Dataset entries
————
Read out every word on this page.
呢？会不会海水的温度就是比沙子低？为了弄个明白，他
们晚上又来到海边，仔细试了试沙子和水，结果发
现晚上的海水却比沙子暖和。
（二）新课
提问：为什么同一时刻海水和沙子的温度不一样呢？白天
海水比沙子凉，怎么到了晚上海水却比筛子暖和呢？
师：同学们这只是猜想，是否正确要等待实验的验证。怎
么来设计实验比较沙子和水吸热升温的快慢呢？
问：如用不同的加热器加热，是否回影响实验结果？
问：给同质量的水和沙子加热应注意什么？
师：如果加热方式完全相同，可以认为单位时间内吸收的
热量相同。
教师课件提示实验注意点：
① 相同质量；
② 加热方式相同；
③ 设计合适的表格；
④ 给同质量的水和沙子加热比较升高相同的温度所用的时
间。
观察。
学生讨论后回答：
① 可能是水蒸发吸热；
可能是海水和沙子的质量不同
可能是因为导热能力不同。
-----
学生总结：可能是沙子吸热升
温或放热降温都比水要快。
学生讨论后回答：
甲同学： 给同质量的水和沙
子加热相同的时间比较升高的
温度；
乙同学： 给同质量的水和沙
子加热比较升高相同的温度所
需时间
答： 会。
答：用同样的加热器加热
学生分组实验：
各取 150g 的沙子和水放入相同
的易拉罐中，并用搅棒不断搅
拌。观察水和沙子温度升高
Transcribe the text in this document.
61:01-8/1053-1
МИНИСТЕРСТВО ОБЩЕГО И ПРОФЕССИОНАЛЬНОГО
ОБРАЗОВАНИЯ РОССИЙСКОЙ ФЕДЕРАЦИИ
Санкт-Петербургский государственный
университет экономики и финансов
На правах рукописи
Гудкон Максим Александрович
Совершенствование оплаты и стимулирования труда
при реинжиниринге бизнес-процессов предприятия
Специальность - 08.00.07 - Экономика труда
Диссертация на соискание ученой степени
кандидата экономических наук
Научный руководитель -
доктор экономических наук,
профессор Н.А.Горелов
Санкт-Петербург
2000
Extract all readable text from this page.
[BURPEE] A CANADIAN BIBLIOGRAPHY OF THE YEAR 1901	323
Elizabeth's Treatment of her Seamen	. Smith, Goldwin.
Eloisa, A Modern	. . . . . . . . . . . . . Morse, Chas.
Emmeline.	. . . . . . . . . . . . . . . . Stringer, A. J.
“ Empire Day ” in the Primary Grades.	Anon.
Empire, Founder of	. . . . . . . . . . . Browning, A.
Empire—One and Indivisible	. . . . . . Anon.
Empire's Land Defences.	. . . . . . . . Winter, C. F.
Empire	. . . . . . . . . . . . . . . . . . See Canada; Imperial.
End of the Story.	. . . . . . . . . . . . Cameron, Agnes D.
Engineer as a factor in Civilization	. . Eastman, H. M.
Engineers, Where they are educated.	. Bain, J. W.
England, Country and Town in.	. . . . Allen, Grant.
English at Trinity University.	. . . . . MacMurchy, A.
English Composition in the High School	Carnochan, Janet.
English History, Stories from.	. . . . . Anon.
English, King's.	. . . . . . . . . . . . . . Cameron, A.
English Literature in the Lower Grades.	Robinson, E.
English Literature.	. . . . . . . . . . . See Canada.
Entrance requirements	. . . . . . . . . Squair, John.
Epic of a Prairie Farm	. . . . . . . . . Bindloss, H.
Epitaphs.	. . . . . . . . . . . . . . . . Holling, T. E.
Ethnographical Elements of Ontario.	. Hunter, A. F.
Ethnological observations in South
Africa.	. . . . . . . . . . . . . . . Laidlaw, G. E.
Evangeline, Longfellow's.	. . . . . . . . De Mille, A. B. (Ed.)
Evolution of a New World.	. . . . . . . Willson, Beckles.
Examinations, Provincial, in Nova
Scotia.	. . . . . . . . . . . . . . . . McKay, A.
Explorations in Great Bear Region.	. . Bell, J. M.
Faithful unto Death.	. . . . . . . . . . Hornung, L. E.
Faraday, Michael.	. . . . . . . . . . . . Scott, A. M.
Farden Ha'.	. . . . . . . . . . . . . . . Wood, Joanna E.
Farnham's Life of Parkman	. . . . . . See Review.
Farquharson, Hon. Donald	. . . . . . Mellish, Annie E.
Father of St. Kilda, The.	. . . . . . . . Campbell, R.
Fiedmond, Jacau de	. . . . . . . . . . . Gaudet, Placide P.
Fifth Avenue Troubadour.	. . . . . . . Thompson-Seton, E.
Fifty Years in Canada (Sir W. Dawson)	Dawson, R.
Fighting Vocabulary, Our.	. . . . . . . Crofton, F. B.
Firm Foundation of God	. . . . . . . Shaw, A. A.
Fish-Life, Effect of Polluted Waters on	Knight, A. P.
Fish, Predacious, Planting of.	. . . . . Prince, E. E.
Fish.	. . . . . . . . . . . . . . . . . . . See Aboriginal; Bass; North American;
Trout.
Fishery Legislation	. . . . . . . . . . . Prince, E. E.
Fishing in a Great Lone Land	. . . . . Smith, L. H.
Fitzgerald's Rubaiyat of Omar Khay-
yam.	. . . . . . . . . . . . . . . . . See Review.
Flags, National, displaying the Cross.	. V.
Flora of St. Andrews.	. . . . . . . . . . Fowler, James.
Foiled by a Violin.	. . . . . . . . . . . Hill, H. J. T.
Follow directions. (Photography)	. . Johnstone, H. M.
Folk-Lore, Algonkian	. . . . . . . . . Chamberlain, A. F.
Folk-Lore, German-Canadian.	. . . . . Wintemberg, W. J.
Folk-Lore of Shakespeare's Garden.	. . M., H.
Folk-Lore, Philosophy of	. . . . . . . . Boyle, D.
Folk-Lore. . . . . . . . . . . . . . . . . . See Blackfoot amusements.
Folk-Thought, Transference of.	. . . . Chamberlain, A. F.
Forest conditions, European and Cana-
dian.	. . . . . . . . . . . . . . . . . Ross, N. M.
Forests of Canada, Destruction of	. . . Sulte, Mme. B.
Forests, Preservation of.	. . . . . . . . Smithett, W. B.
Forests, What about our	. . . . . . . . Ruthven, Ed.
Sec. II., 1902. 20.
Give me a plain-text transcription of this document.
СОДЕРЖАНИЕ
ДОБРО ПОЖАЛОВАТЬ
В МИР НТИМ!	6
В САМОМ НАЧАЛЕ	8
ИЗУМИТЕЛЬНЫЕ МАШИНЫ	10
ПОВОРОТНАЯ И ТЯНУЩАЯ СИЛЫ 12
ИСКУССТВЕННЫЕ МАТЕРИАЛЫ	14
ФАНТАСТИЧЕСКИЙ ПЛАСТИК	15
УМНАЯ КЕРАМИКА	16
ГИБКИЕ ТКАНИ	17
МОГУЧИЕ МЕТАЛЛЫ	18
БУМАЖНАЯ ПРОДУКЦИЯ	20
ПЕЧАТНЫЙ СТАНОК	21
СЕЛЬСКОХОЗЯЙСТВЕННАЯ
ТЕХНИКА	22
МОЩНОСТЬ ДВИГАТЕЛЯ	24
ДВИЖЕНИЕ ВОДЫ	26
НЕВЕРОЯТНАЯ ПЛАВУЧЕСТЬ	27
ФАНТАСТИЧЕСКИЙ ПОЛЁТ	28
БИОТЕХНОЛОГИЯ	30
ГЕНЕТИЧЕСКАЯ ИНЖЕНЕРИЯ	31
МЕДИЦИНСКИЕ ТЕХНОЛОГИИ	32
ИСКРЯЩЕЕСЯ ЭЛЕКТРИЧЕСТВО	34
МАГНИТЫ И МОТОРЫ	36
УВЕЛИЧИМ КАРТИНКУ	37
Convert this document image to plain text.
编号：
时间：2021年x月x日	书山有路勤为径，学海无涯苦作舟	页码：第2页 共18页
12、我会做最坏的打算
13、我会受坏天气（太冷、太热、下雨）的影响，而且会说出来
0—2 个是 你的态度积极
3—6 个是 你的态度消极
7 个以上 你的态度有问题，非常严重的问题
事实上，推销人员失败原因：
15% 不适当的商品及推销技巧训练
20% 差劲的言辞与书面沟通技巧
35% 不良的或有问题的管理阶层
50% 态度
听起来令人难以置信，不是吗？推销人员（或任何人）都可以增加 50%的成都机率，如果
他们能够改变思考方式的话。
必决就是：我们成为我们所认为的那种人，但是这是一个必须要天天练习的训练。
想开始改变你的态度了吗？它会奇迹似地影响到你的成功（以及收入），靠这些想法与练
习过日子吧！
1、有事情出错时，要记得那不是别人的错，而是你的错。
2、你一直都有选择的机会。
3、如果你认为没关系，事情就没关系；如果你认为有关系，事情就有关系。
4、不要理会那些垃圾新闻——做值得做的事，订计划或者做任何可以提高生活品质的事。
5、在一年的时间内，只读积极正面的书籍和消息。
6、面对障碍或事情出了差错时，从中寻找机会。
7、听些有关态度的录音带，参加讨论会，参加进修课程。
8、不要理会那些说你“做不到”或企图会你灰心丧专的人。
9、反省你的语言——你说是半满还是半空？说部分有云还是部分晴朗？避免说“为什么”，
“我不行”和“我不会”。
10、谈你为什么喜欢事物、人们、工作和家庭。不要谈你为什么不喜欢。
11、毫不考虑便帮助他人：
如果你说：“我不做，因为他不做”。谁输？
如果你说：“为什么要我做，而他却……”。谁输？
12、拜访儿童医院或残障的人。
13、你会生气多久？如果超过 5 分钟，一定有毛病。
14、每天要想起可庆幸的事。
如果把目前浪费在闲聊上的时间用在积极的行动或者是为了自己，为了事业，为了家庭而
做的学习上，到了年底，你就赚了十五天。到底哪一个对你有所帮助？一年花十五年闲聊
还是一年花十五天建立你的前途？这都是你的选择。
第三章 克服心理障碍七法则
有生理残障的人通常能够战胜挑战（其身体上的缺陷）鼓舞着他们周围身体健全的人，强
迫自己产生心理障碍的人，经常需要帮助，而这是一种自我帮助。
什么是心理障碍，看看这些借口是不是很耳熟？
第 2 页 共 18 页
————
### TASK OBJECTIVE
Check each line in the listing above for the string "plain", then report how many lines contain it, with no other text.

### THE RESULT
2